Document page data
•••

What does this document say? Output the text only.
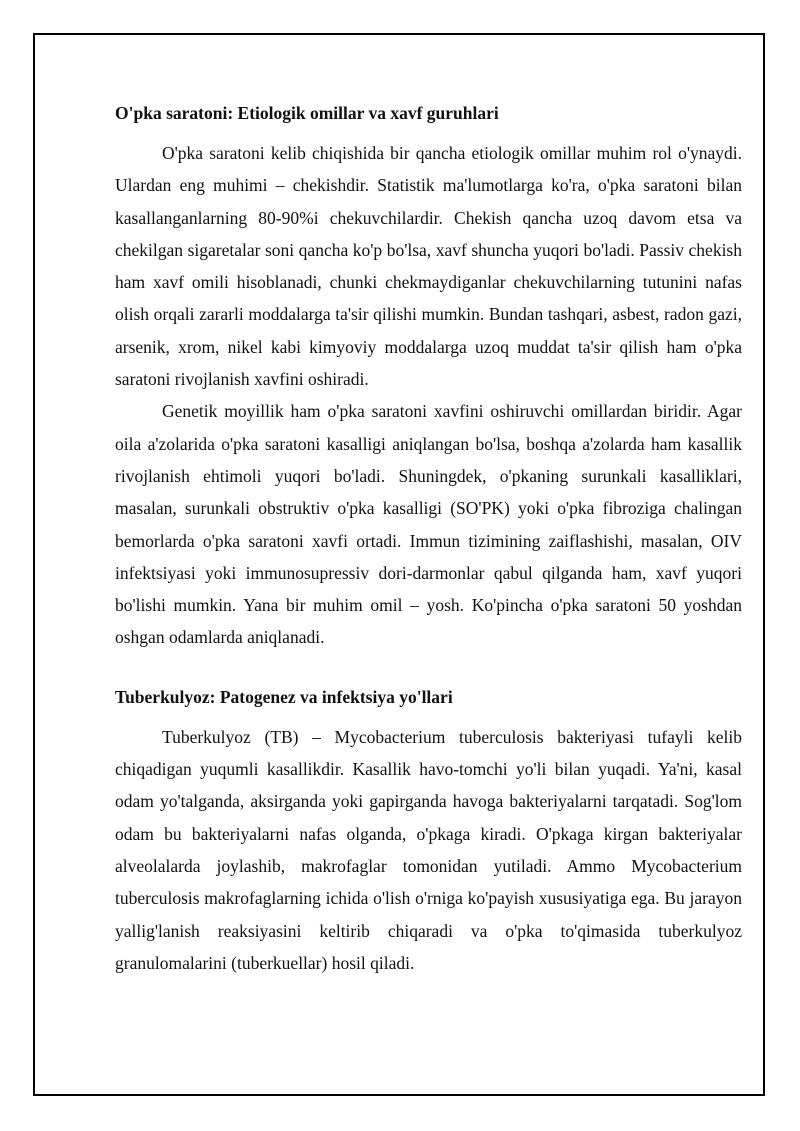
O'pka saratoni: Etiologik omillar va xavf guruhlari

O'pka saratoni kelib chiqishida bir qancha etiologik omillar muhim rol o'ynaydi. Ulardan eng muhimi – chekishdir. Statistik ma'lumotlarga ko'ra, o'pka saratoni bilan kasallanganlarning 80-90%i chekuvchilardir. Chekish qancha uzoq davom etsa va chekilgan sigaretalar soni qancha ko'p bo'lsa, xavf shuncha yuqori bo'ladi. Passiv chekish ham xavf omili hisoblanadi, chunki chekmaydiganlar chekuvchilarning tutunini nafas olish orqali zararli moddalarga ta'sir qilishi mumkin. Bundan tashqari, asbest, radon gazi, arsenik, xrom, nikel kabi kimyoviy moddalarga uzoq muddat ta'sir qilish ham o'pka saratoni rivojlanish xavfini oshiradi.

Genetik moyillik ham o'pka saratoni xavfini oshiruvchi omillardan biridir. Agar oila a'zolarida o'pka saratoni kasalligi aniqlangan bo'lsa, boshqa a'zolarda ham kasallik rivojlanish ehtimoli yuqori bo'ladi. Shuningdek, o'pkaning surunkali kasalliklari, masalan, surunkali obstruktiv o'pka kasalligi (SO'PK) yoki o'pka fibroziga chalingan bemorlarda o'pka saratoni xavfi ortadi. Immun tizimining zaiflashishi, masalan, OIV infektsiyasi yoki immunosupressiv dori-darmonlar qabul qilganda ham, xavf yuqori bo'lishi mumkin. Yana bir muhim omil – yosh. Ko'pincha o'pka saratoni 50 yoshdan oshgan odamlarda aniqlanadi.

Tuberkulyoz: Patogenez va infektsiya yo'llari

Tuberkulyoz (TB) – Mycobacterium tuberculosis bakteriyasi tufayli kelib chiqadigan yuqumli kasallikdir. Kasallik havo-tomchi yo'li bilan yuqadi. Ya'ni, kasal odam yo'talganda, aksirganda yoki gapirganda havoga bakteriyalarni tarqatadi. Sog'lom odam bu bakteriyalarni nafas olganda, o'pkaga kiradi. O'pkaga kirgan bakteriyalar alveolalarda joylashib, makrofaglar tomonidan yutiladi. Ammo Mycobacterium tuberculosis makrofaglarning ichida o'lish o'rniga ko'payish xususiyatiga ega. Bu jarayon yallig'lanish reaksiyasini keltirib chiqaradi va o'pka to'qimasida tuberkulyoz granulomalarini (tuberkuellar) hosil qiladi.
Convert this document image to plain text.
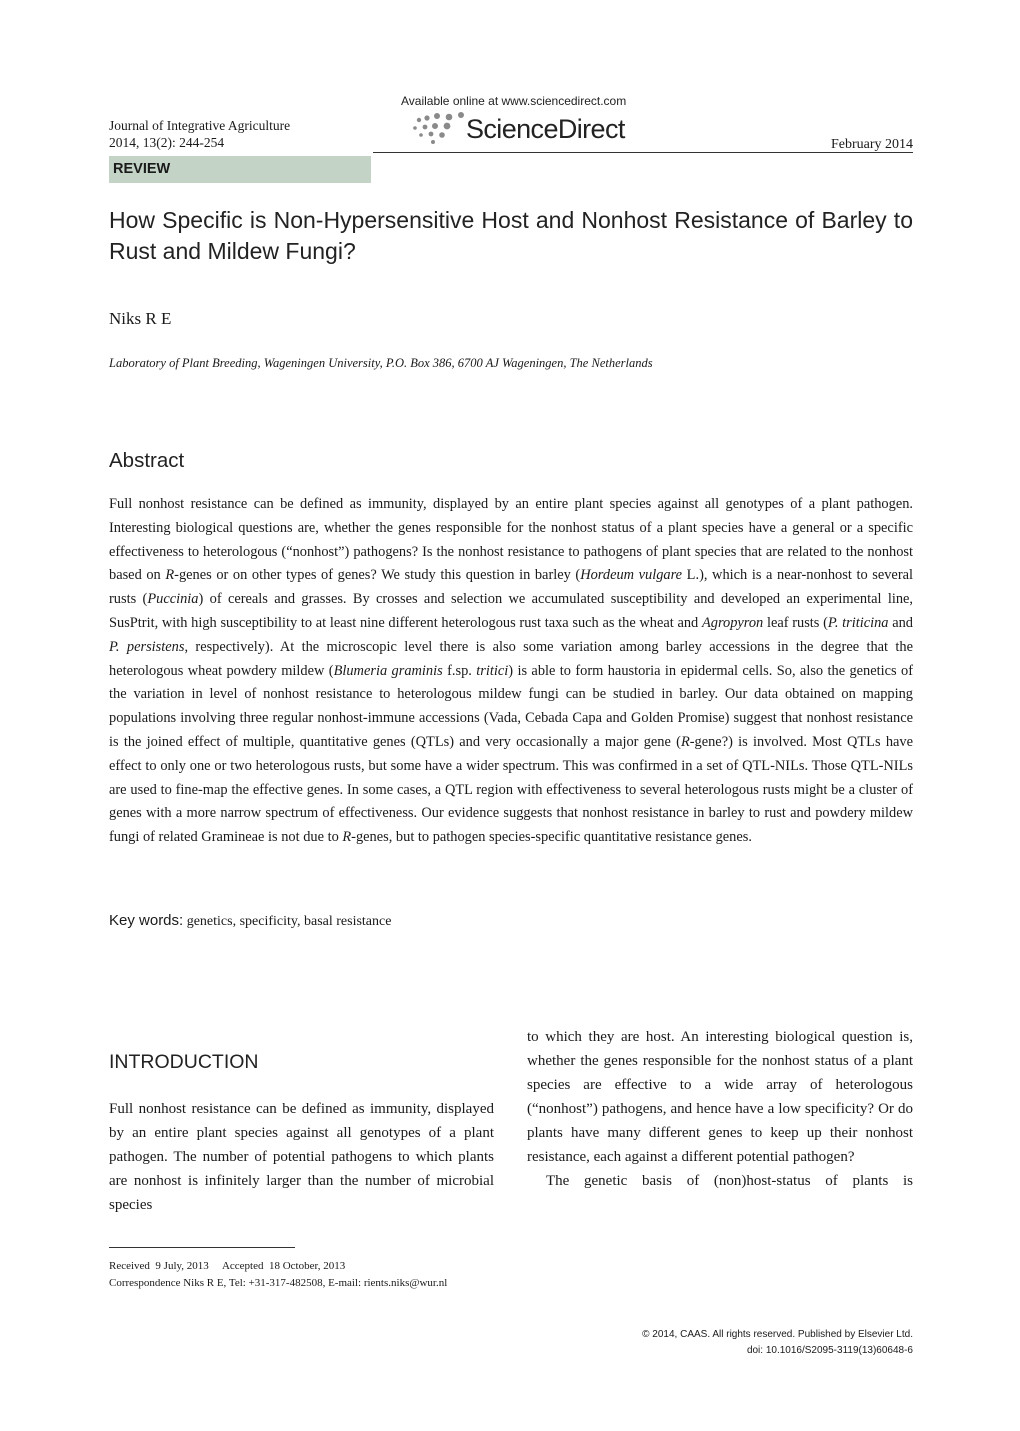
Available online at www.sciencedirect.com
Journal of Integrative Agriculture
2014, 13(2): 244-254	ScienceDirect
February 2014
REVIEW
How Specific is Non-Hypersensitive Host and Nonhost Resistance of Barley to Rust and Mildew Fungi?
Niks R E
Laboratory of Plant Breeding, Wageningen University, P.O. Box 386, 6700 AJ Wageningen, The Netherlands
Abstract

Full nonhost resistance can be defined as immunity, displayed by an entire plant species against all genotypes of a plant pathogen. Interesting biological questions are, whether the genes responsible for the nonhost status of a plant species have a general or a specific effectiveness to heterologous (“nonhost”) pathogens? Is the nonhost resistance to pathogens of plant species that are related to the nonhost based on R-genes or on other types of genes? We study this question in barley (Hordeum vulgare L.), which is a near-nonhost to several rusts (Puccinia) of cereals and grasses. By crosses and selection we accumulated susceptibility and developed an experimental line, SusPtrit, with high susceptibility to at least nine different heterologous rust taxa such as the wheat and Agropyron leaf rusts (P. triticina and P. persistens, respectively). At the microscopic level there is also some variation among barley accessions in the degree that the heterologous wheat powdery mildew (Blumeria graminis f.sp. tritici) is able to form haustoria in epidermal cells. So, also the genetics of the variation in level of nonhost resistance to heterologous mildew fungi can be studied in barley. Our data obtained on mapping populations involving three regular nonhost-immune accessions (Vada, Cebada Capa and Golden Promise) suggest that nonhost resistance is the joined effect of multiple, quantitative genes (QTLs) and very occasionally a major gene (R-gene?) is involved. Most QTLs have effect to only one or two heterologous rusts, but some have a wider spectrum. This was confirmed in a set of QTL-NILs. Those QTL-NILs are used to fine-map the effective genes. In some cases, a QTL region with effectiveness to several heterologous rusts might be a cluster of genes with a more narrow spectrum of effectiveness. Our evidence suggests that nonhost resistance in barley to rust and powdery mildew fungi of related Gramineae is not due to R-genes, but to pathogen species-specific quantitative resistance genes.

Key words: genetics, specificity, basal resistance
INTRODUCTION

Full nonhost resistance can be defined as immunity, displayed by an entire plant species against all genotypes of a plant pathogen. The number of potential pathogens to which plants are nonhost is infinitely larger than the number of microbial species

to which they are host. An interesting biological question is, whether the genes responsible for the nonhost status of a plant species are effective to a wide array of heterologous (“nonhost”) pathogens, and hence have a low specificity? Or do plants have many different genes to keep up their nonhost resistance, each against a different potential pathogen?

The genetic basis of (non)host-status of plants is

Received  9 July, 2013     Accepted  18 October, 2013
Correspondence Niks R E, Tel: +31-317-482508, E-mail: rients.niks@wur.nl
© 2014, CAAS. All rights reserved. Published by Elsevier Ltd.
doi: 10.1016/S2095-3119(13)60648-6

•••

Task description: All of the entries above should be duplicated exactly, except for the pictures.

Result of the task:
What does this document say? Output the text only.
O'pka saratoni: Etiologik omillar va xavf guruhlari

O'pka saratoni kelib chiqishida bir qancha etiologik omillar muhim rol o'ynaydi. Ulardan eng muhimi – chekishdir. Statistik ma'lumotlarga ko'ra, o'pka saratoni bilan kasallanganlarning 80-90%i chekuvchilardir. Chekish qancha uzoq davom etsa va chekilgan sigaretalar soni qancha ko'p bo'lsa, xavf shuncha yuqori bo'ladi. Passiv chekish ham xavf omili hisoblanadi, chunki chekmaydiganlar chekuvchilarning tutunini nafas olish orqali zararli moddalarga ta'sir qilishi mumkin. Bundan tashqari, asbest, radon gazi, arsenik, xrom, nikel kabi kimyoviy moddalarga uzoq muddat ta'sir qilish ham o'pka saratoni rivojlanish xavfini oshiradi.

Genetik moyillik ham o'pka saratoni xavfini oshiruvchi omillardan biridir. Agar oila a'zolarida o'pka saratoni kasalligi aniqlangan bo'lsa, boshqa a'zolarda ham kasallik rivojlanish ehtimoli yuqori bo'ladi. Shuningdek, o'pkaning surunkali kasalliklari, masalan, surunkali obstruktiv o'pka kasalligi (SO'PK) yoki o'pka fibroziga chalingan bemorlarda o'pka saratoni xavfi ortadi. Immun tizimining zaiflashishi, masalan, OIV infektsiyasi yoki immunosupressiv dori-darmonlar qabul qilganda ham, xavf yuqori bo'lishi mumkin. Yana bir muhim omil – yosh. Ko'pincha o'pka saratoni 50 yoshdan oshgan odamlarda aniqlanadi.

Tuberkulyoz: Patogenez va infektsiya yo'llari

Tuberkulyoz (TB) – Mycobacterium tuberculosis bakteriyasi tufayli kelib chiqadigan yuqumli kasallikdir. Kasallik havo-tomchi yo'li bilan yuqadi. Ya'ni, kasal odam yo'talganda, aksirganda yoki gapirganda havoga bakteriyalarni tarqatadi. Sog'lom odam bu bakteriyalarni nafas olganda, o'pkaga kiradi. O'pkaga kirgan bakteriyalar alveolalarda joylashib, makrofaglar tomonidan yutiladi. Ammo Mycobacterium tuberculosis makrofaglarning ichida o'lish o'rniga ko'payish xususiyatiga ega. Bu jarayon yallig'lanish reaksiyasini keltirib chiqaradi va o'pka to'qimasida tuberkulyoz granulomalarini (tuberkuellar) hosil qiladi.
Convert this document image to plain text.
Available online at www.sciencedirect.com
Journal of Integrative Agriculture
2014, 13(2): 244-254	ScienceDirect
February 2014
REVIEW
How Specific is Non-Hypersensitive Host and Nonhost Resistance of Barley to Rust and Mildew Fungi?
Niks R E
Laboratory of Plant Breeding, Wageningen University, P.O. Box 386, 6700 AJ Wageningen, The Netherlands
Abstract

Full nonhost resistance can be defined as immunity, displayed by an entire plant species against all genotypes of a plant pathogen. Interesting biological questions are, whether the genes responsible for the nonhost status of a plant species have a general or a specific effectiveness to heterologous (“nonhost”) pathogens? Is the nonhost resistance to pathogens of plant species that are related to the nonhost based on R-genes or on other types of genes? We study this question in barley (Hordeum vulgare L.), which is a near-nonhost to several rusts (Puccinia) of cereals and grasses. By crosses and selection we accumulated susceptibility and developed an experimental line, SusPtrit, with high susceptibility to at least nine different heterologous rust taxa such as the wheat and Agropyron leaf rusts (P. triticina and P. persistens, respectively). At the microscopic level there is also some variation among barley accessions in the degree that the heterologous wheat powdery mildew (Blumeria graminis f.sp. tritici) is able to form haustoria in epidermal cells. So, also the genetics of the variation in level of nonhost resistance to heterologous mildew fungi can be studied in barley. Our data obtained on mapping populations involving three regular nonhost-immune accessions (Vada, Cebada Capa and Golden Promise) suggest that nonhost resistance is the joined effect of multiple, quantitative genes (QTLs) and very occasionally a major gene (R-gene?) is involved. Most QTLs have effect to only one or two heterologous rusts, but some have a wider spectrum. This was confirmed in a set of QTL-NILs. Those QTL-NILs are used to fine-map the effective genes. In some cases, a QTL region with effectiveness to several heterologous rusts might be a cluster of genes with a more narrow spectrum of effectiveness. Our evidence suggests that nonhost resistance in barley to rust and powdery mildew fungi of related Gramineae is not due to R-genes, but to pathogen species-specific quantitative resistance genes.

Key words: genetics, specificity, basal resistance
INTRODUCTION

Full nonhost resistance can be defined as immunity, displayed by an entire plant species against all genotypes of a plant pathogen. The number of potential pathogens to which plants are nonhost is infinitely larger than the number of microbial species

to which they are host. An interesting biological question is, whether the genes responsible for the nonhost status of a plant species are effective to a wide array of heterologous (“nonhost”) pathogens, and hence have a low specificity? Or do plants have many different genes to keep up their nonhost resistance, each against a different potential pathogen?

The genetic basis of (non)host-status of plants is

Received  9 July, 2013     Accepted  18 October, 2013
Correspondence Niks R E, Tel: +31-317-482508, E-mail: rients.niks@wur.nl
© 2014, CAAS. All rights reserved. Published by Elsevier Ltd.
doi: 10.1016/S2095-3119(13)60648-6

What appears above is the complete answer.